## Begin

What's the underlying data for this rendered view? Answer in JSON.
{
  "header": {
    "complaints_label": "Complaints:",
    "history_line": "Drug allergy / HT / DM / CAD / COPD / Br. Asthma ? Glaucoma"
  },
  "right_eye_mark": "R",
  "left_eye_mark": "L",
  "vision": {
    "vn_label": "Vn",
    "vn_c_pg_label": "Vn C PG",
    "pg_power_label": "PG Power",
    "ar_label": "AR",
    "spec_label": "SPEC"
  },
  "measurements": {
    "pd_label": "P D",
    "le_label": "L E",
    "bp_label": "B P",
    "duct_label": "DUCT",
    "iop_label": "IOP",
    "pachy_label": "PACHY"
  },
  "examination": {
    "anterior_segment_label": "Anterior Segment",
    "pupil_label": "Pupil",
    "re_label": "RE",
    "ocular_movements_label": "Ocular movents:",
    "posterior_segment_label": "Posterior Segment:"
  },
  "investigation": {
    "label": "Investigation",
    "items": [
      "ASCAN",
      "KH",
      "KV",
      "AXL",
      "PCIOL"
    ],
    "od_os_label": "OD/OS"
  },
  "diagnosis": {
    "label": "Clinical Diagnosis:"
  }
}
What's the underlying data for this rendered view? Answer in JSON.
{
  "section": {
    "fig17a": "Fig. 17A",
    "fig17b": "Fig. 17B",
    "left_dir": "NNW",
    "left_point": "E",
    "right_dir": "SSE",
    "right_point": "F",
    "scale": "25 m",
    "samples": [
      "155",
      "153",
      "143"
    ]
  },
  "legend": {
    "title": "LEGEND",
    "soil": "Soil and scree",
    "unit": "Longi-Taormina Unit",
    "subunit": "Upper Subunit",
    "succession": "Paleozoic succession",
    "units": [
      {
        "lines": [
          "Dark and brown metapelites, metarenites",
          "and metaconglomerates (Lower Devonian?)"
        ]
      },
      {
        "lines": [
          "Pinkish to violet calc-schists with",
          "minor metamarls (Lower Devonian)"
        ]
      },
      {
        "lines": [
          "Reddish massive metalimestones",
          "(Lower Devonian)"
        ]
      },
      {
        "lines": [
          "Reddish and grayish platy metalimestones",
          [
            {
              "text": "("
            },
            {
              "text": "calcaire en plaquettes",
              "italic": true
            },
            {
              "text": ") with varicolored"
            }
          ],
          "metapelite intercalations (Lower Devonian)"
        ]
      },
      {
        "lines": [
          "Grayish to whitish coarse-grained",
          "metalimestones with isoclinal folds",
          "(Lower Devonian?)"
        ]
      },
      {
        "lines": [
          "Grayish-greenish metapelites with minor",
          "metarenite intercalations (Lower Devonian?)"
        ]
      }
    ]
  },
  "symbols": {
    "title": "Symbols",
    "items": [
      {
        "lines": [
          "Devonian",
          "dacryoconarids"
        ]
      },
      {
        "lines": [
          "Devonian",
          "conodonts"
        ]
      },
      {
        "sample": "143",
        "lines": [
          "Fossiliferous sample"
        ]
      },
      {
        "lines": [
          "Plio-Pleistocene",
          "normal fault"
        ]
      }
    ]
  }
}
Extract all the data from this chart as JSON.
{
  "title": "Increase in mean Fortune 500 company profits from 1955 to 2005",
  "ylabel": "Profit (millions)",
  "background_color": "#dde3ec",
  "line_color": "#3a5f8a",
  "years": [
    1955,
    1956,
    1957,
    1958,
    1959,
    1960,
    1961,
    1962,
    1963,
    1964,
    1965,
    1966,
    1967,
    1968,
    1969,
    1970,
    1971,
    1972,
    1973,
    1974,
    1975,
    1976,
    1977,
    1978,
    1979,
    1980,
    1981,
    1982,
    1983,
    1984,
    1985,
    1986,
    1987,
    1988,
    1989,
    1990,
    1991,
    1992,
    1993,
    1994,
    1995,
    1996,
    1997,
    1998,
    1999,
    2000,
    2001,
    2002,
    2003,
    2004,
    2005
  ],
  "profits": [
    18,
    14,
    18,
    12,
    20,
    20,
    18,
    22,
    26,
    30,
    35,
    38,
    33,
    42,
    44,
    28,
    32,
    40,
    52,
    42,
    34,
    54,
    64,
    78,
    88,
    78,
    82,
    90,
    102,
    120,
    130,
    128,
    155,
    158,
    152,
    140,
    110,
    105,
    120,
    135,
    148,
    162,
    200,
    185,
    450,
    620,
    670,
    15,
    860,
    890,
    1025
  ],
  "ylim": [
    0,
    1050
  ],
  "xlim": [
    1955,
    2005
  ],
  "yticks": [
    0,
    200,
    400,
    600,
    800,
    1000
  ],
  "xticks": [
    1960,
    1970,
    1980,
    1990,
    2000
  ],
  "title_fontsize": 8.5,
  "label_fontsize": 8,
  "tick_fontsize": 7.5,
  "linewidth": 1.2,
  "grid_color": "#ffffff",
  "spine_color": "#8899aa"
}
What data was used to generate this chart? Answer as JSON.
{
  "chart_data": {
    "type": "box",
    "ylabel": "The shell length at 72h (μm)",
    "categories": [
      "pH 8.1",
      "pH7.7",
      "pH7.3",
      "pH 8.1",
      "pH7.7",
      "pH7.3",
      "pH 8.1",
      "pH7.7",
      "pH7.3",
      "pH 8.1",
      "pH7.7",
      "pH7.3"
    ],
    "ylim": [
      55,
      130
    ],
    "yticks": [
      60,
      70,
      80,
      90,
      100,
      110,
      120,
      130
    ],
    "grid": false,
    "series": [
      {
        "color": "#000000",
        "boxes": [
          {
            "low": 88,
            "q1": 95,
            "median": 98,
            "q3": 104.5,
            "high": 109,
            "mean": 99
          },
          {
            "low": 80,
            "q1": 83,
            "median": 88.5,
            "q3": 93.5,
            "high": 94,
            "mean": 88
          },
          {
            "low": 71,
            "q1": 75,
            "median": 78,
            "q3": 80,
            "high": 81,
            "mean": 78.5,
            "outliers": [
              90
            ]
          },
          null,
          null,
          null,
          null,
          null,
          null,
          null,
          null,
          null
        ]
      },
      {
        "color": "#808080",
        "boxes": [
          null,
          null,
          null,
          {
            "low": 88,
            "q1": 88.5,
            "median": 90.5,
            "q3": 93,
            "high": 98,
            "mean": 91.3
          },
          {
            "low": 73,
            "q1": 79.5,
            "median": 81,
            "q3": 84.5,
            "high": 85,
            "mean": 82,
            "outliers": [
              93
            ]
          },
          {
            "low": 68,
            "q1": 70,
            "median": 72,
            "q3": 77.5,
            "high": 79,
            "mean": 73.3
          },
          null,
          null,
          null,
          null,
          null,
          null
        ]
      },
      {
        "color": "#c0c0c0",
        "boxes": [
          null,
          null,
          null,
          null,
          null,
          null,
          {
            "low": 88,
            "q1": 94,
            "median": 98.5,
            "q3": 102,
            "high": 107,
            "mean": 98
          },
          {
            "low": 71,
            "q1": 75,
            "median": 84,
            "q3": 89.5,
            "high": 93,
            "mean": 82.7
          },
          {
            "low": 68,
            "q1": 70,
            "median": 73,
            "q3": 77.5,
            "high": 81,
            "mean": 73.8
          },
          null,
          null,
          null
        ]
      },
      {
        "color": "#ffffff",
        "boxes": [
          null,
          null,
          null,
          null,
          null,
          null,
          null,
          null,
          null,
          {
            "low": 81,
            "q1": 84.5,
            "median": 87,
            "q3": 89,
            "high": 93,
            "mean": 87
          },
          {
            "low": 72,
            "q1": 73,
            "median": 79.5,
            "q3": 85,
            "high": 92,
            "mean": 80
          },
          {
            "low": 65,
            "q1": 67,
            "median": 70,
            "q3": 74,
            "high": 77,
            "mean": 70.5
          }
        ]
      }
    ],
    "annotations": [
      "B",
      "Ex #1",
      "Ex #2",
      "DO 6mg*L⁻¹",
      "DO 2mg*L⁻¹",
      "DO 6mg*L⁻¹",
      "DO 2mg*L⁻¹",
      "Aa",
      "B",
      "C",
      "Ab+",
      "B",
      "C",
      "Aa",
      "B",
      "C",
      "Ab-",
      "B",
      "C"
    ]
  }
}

## End

Your goal :: Search the material above for "minor". Pull out each line where it shows up.

Response to the task ::
          "minor metamarls (Lower Devonian)"
          "Grayish-greenish metapelites with minor",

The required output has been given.